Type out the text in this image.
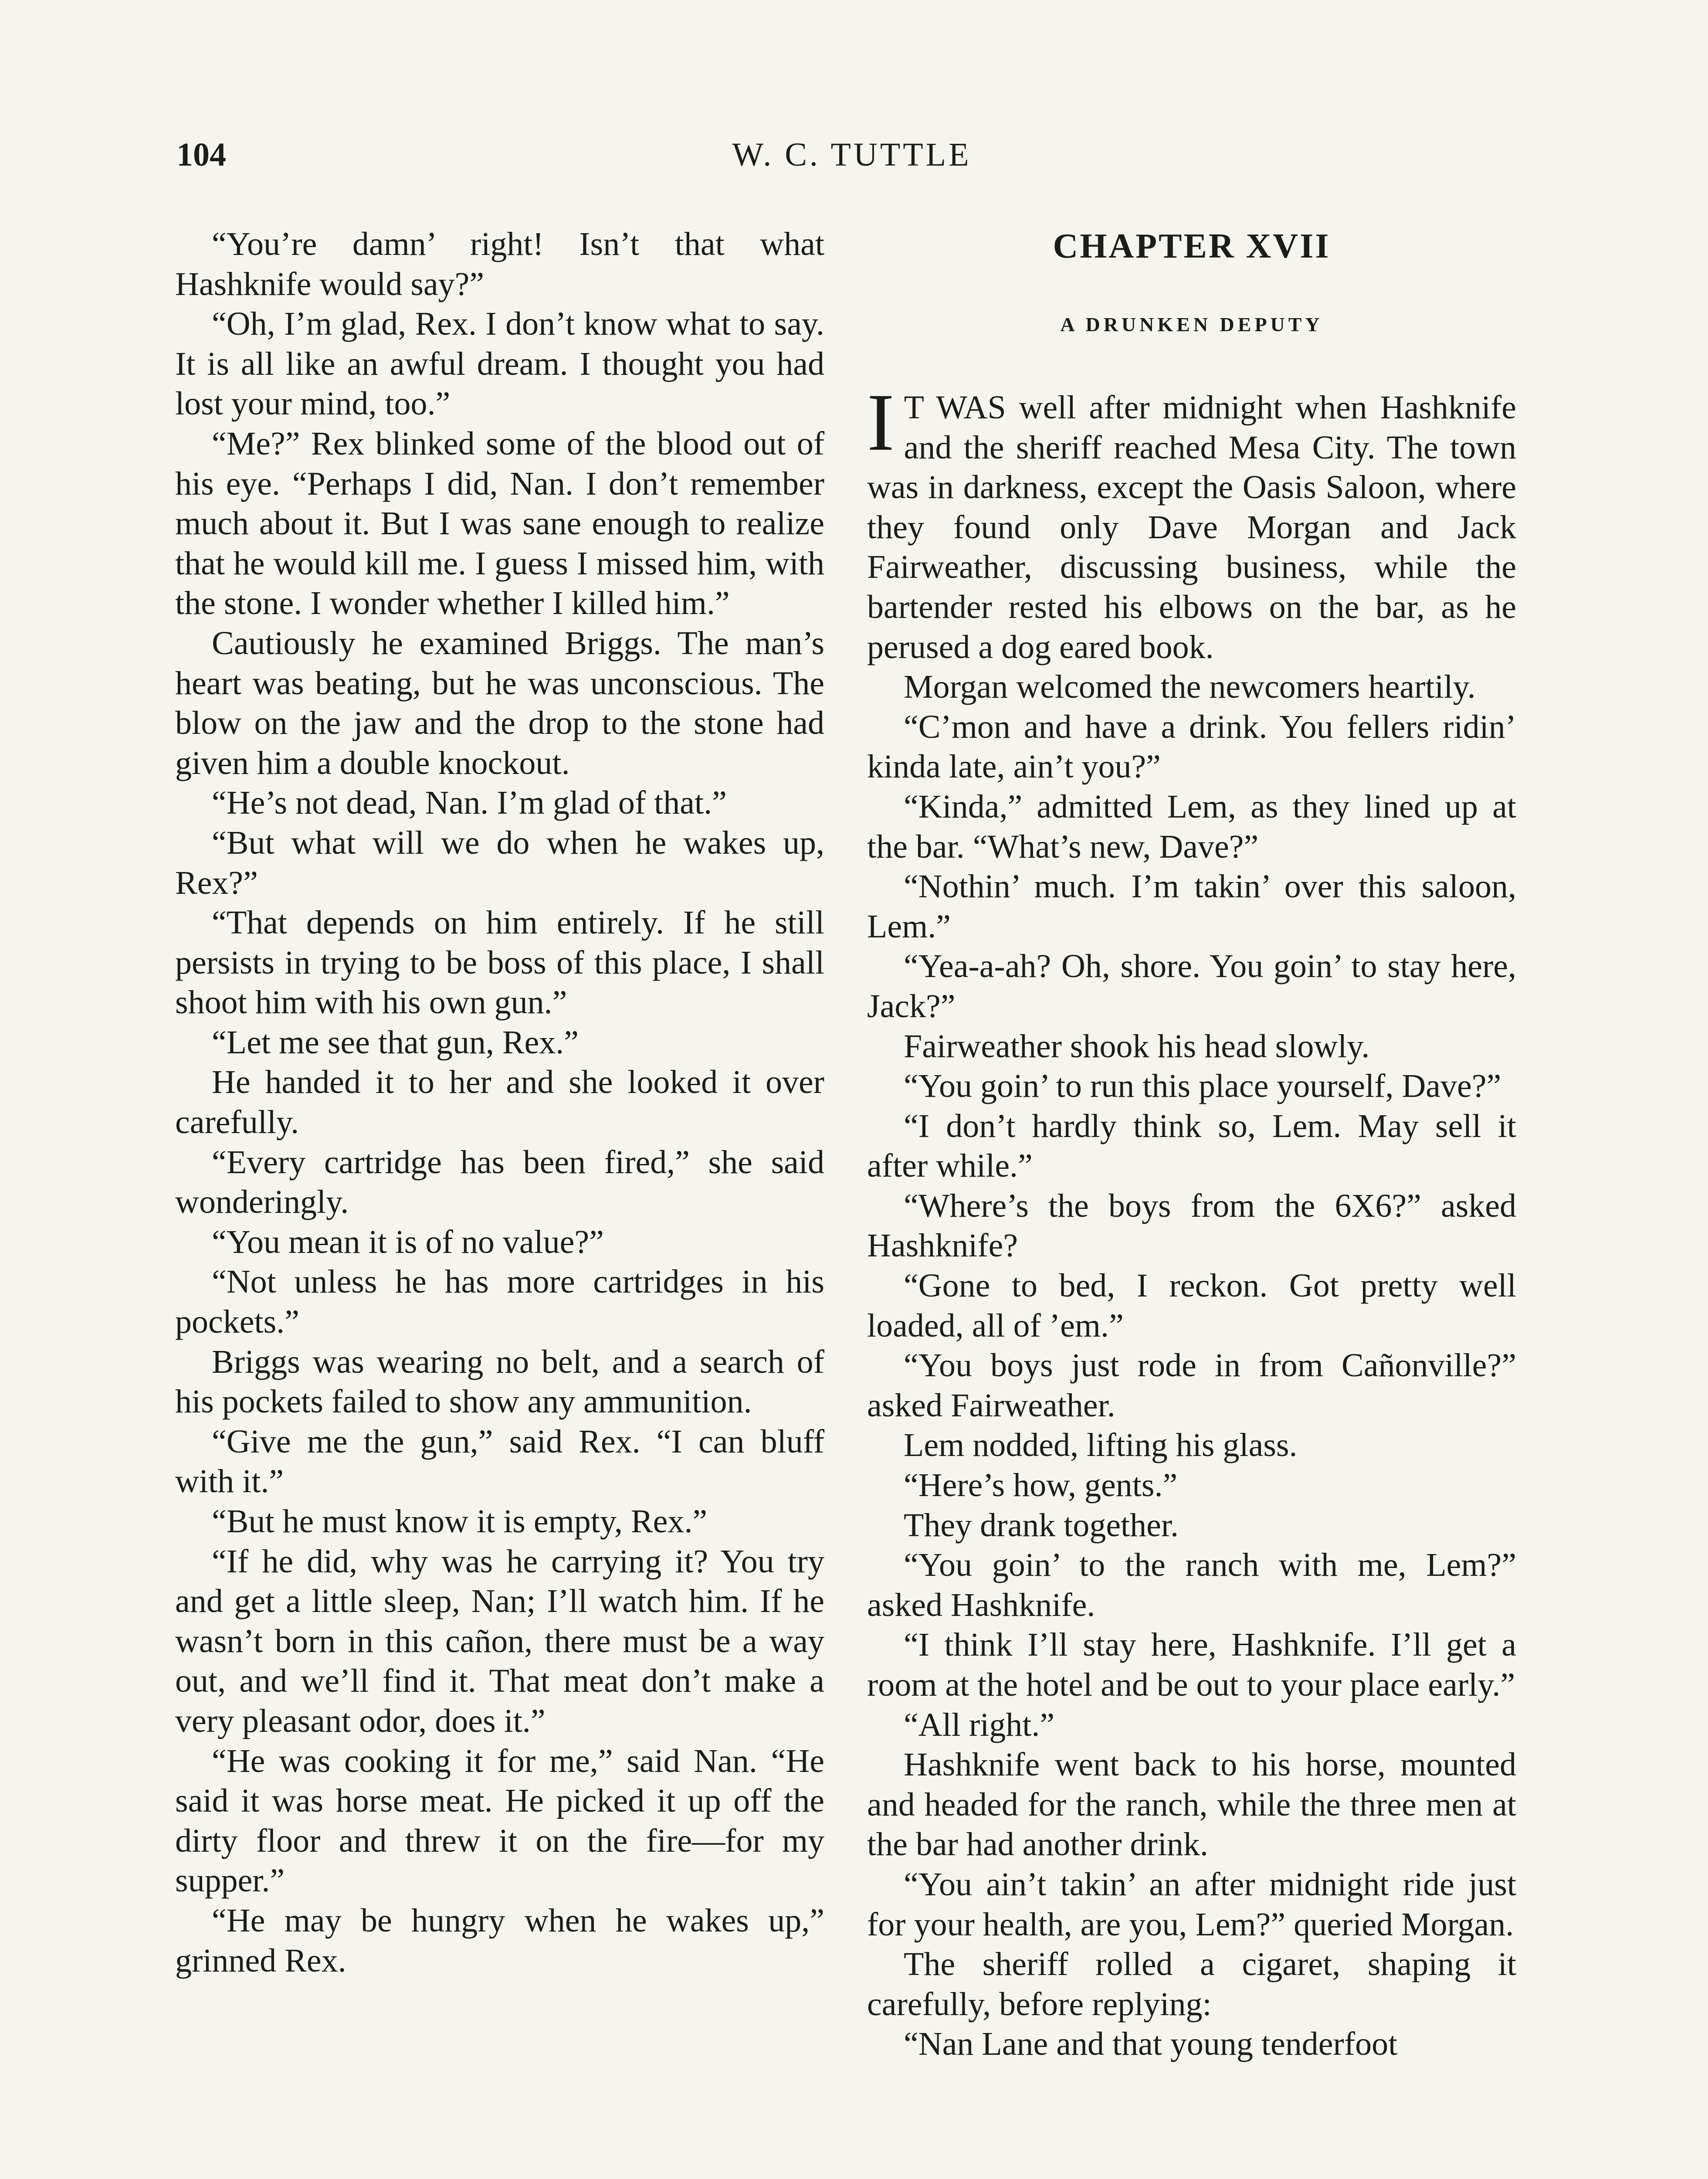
104	W. C. TUTTLE

“You’re damn’ right! Isn’t that what Hashknife would say?”

“Oh, I’m glad, Rex. I don’t know what to say. It is all like an awful dream. I thought you had lost your mind, too.”

“Me?” Rex blinked some of the blood out of his eye. “Perhaps I did, Nan. I don’t remember much about it. But I was sane enough to realize that he would kill me. I guess I missed him, with the stone. I wonder whether I killed him.”

Cautiously he examined Briggs. The man’s heart was beating, but he was unconscious. The blow on the jaw and the drop to the stone had given him a double knockout.

“He’s not dead, Nan. I’m glad of that.”

“But what will we do when he wakes up, Rex?”

“That depends on him entirely. If he still persists in trying to be boss of this place, I shall shoot him with his own gun.”

“Let me see that gun, Rex.”

He handed it to her and she looked it over carefully.

“Every cartridge has been fired,” she said wonderingly.

“You mean it is of no value?”

“Not unless he has more cartridges in his pockets.”

Briggs was wearing no belt, and a search of his pockets failed to show any ammunition.

“Give me the gun,” said Rex. “I can bluff with it.”

“But he must know it is empty, Rex.”

“If he did, why was he carrying it? You try and get a little sleep, Nan; I’ll watch him. If he wasn’t born in this cañon, there must be a way out, and we’ll find it. That meat don’t make a very pleasant odor, does it.”

“He was cooking it for me,” said Nan. “He said it was horse meat. He picked it up off the dirty floor and threw it on the fire—for my supper.”

“He may be hungry when he wakes up,” grinned Rex.

CHAPTER XVII
A DRUNKEN DEPUTY

I T WAS well after midnight when Hashknife and the sheriff reached Mesa City. The town was in darkness, except the Oasis Saloon, where they found only Dave Morgan and Jack Fairweather, discussing business, while the bartender rested his elbows on the bar, as he perused a dog eared book.

Morgan welcomed the newcomers heartily.

“C’mon and have a drink. You fellers ridin’ kinda late, ain’t you?”

“Kinda,” admitted Lem, as they lined up at the bar. “What’s new, Dave?”

“Nothin’ much. I’m takin’ over this saloon, Lem.”

“Yea-a-ah? Oh, shore. You goin’ to stay here, Jack?”

Fairweather shook his head slowly.

“You goin’ to run this place yourself, Dave?”

“I don’t hardly think so, Lem. May sell it after while.”

“Where’s the boys from the 6X6?” asked Hashknife?

“Gone to bed, I reckon. Got pretty well loaded, all of ’em.”

“You boys just rode in from Cañonville?” asked Fairweather.

Lem nodded, lifting his glass.

“Here’s how, gents.”

They drank together.

“You goin’ to the ranch with me, Lem?” asked Hashknife.

“I think I’ll stay here, Hashknife. I’ll get a room at the hotel and be out to your place early.”

“All right.”

Hashknife went back to his horse, mounted and headed for the ranch, while the three men at the bar had another drink.

“You ain’t takin’ an after midnight ride just for your health, are you, Lem?” queried Morgan.

The sheriff rolled a cigaret, shaping it carefully, before replying:

“Nan Lane and that young tenderfoot
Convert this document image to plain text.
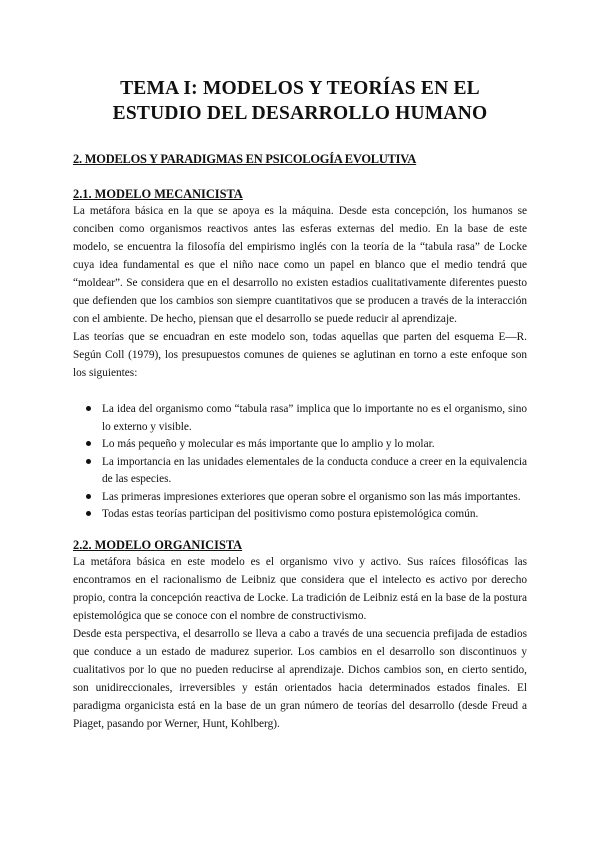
TEMA I: MODELOS Y TEORÍAS EN EL
ESTUDIO DEL DESARROLLO HUMANO
2. MODELOS Y PARADIGMAS EN PSICOLOGÍA EVOLUTIVA
2.1. MODELO MECANICISTA

La metáfora básica en la que se apoya es la máquina. Desde esta concepción, los humanos se conciben como organismos reactivos antes las esferas externas del medio. En la base de este modelo, se encuentra la filosofía del empirismo inglés con la teoría de la “tabula rasa” de Locke cuya idea fundamental es que el niño nace como un papel en blanco que el medio tendrá que “moldear”. Se considera que en el desarrollo no existen estadios cualitativamente diferentes puesto que defienden que los cambios son siempre cuantitativos que se producen a través de la interacción con el ambiente. De hecho, piensan que el desarrollo se puede reducir al aprendizaje.

Las teorías que se encuadran en este modelo son, todas aquellas que parten del esquema E—R. Según Coll (1979), los presupuestos comunes de quienes se aglutinan en torno a este enfoque son los siguientes:

La idea del organismo como “tabula rasa” implica que lo importante no es el organismo, sino lo externo y visible.
Lo más pequeño y molecular es más importante que lo amplio y lo molar.
La importancia en las unidades elementales de la conducta conduce a creer en la equivalencia de las especies.
Las primeras impresiones exteriores que operan sobre el organismo son las más importantes.
Todas estas teorías participan del positivismo como postura epistemológica común.
2.2. MODELO ORGANICISTA

La metáfora básica en este modelo es el organismo vivo y activo. Sus raíces filosóficas las encontramos en el racionalismo de Leibniz que considera que el intelecto es activo por derecho propio, contra la concepción reactiva de Locke. La tradición de Leibniz está en la base de la postura epistemológica que se conoce con el nombre de constructivismo.

Desde esta perspectiva, el desarrollo se lleva a cabo a través de una secuencia prefijada de estadios que conduce a un estado de madurez superior. Los cambios en el desarrollo son discontinuos y cualitativos por lo que no pueden reducirse al aprendizaje. Dichos cambios son, en cierto sentido, son unidireccionales, irreversibles y están orientados hacia determinados estados finales. El paradigma organicista está en la base de un gran número de teorías del desarrollo (desde Freud a Piaget, pasando por Werner, Hunt, Kohlberg).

—————

EXERCISE TASK: Where a line contains "está", copy that line.

SOLUTION TO THIS EXERCISE:
La metáfora básica en este modelo es el organismo vivo y activo. Sus raíces filosóficas las encontramos en el racionalismo de Leibniz que considera que el intelecto es activo por derecho propio, contra la concepción reactiva de Locke. La tradición de Leibniz está en la base de la postura epistemológica que se conoce con el nombre de constructivismo.
Desde esta perspectiva, el desarrollo se lleva a cabo a través de una secuencia prefijada de estadios que conduce a un estado de madurez superior. Los cambios en el desarrollo son discontinuos y cualitativos por lo que no pueden reducirse al aprendizaje. Dichos cambios son, en cierto sentido, son unidireccionales, irreversibles y están orientados hacia determinados estados finales. El paradigma organicista está en la base de un gran número de teorías del desarrollo (desde Freud a Piaget, pasando por Werner, Hunt, Kohlberg).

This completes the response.